**SOURCE EXTRACT:**
%%

This inclusive promise was repeated seven times to Abraham, and in each case the promise or covenant had to do with two things: a seed and a land where the seed was to dwell, a land which He gave to Abraham's seed as an everlasting possession.

A. The Seed

For upward of 4,000 years, amid all civilization and countries and under all conditions of government, there has existed a distinct people with laws, habits, and customs distinctly their own.
The history of Israel is without parallel in human history.
Though oppressed, downtrodden, carried captive to other lands and scattered among nations, they have risen from the ashes of their dispersions to appear now upon the pages of history like never before.
No nation has ever had such manifest and visible tokens of the Divine Presence. No nation has given the world such great men like Abraham, Joseph, Moses, and David.
No nation has produced such prophets as Isaiah, Jeremiah, Ezekiel, and Daniel. And no nation has produced any man like that man above all men-the Man of Galilee.
Nineveh, Babylon, Perezites, etc are with us no more.

%%

**STATED EXERCISE:**
Repeat word for word the passage on Abraham's seed, beginning at the words "No nation has ever" and stopping after "Moses, and David.".

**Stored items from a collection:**
%%

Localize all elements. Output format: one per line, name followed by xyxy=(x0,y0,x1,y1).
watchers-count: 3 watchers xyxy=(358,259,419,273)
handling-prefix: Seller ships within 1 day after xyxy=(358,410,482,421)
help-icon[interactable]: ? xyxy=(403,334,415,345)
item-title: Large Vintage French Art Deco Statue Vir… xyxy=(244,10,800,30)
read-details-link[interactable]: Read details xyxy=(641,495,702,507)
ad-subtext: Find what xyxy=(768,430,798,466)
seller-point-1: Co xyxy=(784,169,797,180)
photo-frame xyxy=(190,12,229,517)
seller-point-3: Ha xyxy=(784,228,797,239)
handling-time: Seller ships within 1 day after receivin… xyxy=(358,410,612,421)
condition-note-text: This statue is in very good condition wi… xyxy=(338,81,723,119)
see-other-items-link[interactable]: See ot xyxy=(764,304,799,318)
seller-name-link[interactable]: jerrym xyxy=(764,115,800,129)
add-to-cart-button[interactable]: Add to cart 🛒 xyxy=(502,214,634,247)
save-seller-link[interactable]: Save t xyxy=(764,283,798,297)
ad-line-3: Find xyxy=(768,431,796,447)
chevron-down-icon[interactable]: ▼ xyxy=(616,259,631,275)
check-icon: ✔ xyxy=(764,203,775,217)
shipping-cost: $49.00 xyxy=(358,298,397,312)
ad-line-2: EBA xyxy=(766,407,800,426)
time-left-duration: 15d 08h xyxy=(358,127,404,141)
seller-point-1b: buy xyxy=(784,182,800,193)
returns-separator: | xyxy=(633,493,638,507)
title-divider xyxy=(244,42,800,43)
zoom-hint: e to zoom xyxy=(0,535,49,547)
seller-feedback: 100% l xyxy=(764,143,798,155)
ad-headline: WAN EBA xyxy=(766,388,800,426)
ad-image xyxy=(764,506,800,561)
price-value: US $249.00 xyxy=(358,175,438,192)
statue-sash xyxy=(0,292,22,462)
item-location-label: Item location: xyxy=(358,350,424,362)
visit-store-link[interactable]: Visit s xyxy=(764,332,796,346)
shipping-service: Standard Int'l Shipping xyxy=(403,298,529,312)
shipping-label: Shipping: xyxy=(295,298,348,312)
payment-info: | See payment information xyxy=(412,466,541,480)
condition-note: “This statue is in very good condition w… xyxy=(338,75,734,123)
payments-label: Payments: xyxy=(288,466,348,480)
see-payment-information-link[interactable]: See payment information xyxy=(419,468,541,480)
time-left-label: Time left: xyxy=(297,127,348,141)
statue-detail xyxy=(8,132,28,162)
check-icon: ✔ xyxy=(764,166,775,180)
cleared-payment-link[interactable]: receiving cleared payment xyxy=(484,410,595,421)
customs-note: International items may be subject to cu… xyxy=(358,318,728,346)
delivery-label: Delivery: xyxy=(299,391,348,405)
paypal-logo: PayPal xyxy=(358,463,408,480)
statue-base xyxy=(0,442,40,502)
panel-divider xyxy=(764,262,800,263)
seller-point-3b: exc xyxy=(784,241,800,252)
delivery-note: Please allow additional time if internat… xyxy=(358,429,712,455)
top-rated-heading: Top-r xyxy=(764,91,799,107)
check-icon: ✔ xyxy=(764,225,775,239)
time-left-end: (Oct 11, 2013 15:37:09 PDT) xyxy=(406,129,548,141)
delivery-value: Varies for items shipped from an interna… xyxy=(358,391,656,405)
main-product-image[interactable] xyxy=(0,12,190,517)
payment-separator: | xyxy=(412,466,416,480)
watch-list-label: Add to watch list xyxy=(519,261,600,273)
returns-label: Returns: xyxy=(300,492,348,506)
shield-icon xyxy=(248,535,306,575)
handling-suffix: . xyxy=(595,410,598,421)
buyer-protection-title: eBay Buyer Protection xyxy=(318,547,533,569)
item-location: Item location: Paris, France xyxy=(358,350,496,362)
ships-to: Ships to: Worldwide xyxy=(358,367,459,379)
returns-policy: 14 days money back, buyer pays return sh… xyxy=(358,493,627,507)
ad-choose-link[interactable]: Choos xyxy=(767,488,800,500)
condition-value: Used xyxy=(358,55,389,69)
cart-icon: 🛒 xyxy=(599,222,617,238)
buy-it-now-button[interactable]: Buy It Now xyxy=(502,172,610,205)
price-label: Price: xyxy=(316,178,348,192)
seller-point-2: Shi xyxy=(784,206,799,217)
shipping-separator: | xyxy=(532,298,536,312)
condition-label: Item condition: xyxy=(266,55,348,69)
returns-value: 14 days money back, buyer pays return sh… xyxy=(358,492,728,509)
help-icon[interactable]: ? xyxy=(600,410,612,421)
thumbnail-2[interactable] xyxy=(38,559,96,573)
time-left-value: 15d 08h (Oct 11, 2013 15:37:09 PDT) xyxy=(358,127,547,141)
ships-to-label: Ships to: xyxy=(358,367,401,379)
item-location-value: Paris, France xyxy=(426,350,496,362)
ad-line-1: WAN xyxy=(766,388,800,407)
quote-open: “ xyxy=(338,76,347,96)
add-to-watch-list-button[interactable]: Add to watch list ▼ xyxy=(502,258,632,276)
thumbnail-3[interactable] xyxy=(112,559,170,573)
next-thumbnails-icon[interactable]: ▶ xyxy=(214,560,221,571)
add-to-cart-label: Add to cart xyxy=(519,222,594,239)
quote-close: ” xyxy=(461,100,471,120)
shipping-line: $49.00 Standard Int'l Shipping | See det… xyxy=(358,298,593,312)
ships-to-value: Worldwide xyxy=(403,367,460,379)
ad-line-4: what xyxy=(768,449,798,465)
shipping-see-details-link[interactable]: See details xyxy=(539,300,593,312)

%%

**EXERCISE RESPONSE:**
No nation has ever had such manifest and visible tokens of the Divine Presence. No nation has given the world such great men like Abraham, Joseph, Moses, and David.